> [Set task] Print all of the data exactly.

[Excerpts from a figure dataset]
--- --- ---

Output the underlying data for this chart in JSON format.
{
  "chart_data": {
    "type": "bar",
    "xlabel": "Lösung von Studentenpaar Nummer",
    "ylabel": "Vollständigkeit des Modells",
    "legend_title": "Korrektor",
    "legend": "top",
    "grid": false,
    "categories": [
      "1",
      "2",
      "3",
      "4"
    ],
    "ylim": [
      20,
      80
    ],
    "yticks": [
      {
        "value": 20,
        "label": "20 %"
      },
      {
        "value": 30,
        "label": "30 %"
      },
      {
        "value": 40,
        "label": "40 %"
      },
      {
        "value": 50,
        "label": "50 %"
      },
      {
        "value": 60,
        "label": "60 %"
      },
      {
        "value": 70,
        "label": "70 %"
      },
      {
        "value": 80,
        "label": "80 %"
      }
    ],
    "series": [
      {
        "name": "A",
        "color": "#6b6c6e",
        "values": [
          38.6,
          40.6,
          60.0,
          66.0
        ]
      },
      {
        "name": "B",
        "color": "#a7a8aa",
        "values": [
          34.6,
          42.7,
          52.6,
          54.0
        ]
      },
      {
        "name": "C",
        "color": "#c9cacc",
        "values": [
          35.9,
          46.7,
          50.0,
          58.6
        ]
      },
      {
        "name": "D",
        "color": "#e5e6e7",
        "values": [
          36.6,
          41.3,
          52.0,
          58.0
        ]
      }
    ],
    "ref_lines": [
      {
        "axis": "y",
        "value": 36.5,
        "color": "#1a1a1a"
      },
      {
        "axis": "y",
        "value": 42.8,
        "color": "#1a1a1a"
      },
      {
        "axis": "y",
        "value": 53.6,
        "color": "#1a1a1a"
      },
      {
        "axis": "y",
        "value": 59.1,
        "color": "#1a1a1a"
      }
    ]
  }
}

--- --- ---

> [Solution to this task]
Output the underlying data for this chart in JSON format.
{
  "chart_data": {
    "type": "bar",
    "xlabel": "Lösung von Studentenpaar Nummer",
    "ylabel": "Vollständigkeit des Modells",
    "legend_title": "Korrektor",
    "legend": "top",
    "grid": false,
    "categories": [
      "1",
      "2",
      "3",
      "4"
    ],
    "ylim": [
      20,
      80
    ],
    "yticks": [
      {
        "value": 20,
        "label": "20 %"
      },
      {
        "value": 30,
        "label": "30 %"
      },
      {
        "value": 40,
        "label": "40 %"
      },
      {
        "value": 50,
        "label": "50 %"
      },
      {
        "value": 60,
        "label": "60 %"
      },
      {
        "value": 70,
        "label": "70 %"
      },
      {
        "value": 80,
        "label": "80 %"
      }
    ],
    "series": [
      {
        "name": "A",
        "color": "#6b6c6e",
        "values": [
          38.6,
          40.6,
          60.0,
          66.0
        ]
      },
      {
        "name": "B",
        "color": "#a7a8aa",
        "values": [
          34.6,
          42.7,
          52.6,
          54.0
        ]
      },
      {
        "name": "C",
        "color": "#c9cacc",
        "values": [
          35.9,
          46.7,
          50.0,
          58.6
        ]
      },
      {
        "name": "D",
        "color": "#e5e6e7",
        "values": [
          36.6,
          41.3,
          52.0,
          58.0
        ]
      }
    ],
    "ref_lines": [
      {
        "axis": "y",
        "value": 36.5,
        "color": "#1a1a1a"
      },
      {
        "axis": "y",
        "value": 42.8,
        "color": "#1a1a1a"
      },
      {
        "axis": "y",
        "value": 53.6,
        "color": "#1a1a1a"
      },
      {
        "axis": "y",
        "value": 59.1,
        "color": "#1a1a1a"
      }
    ]
  }
}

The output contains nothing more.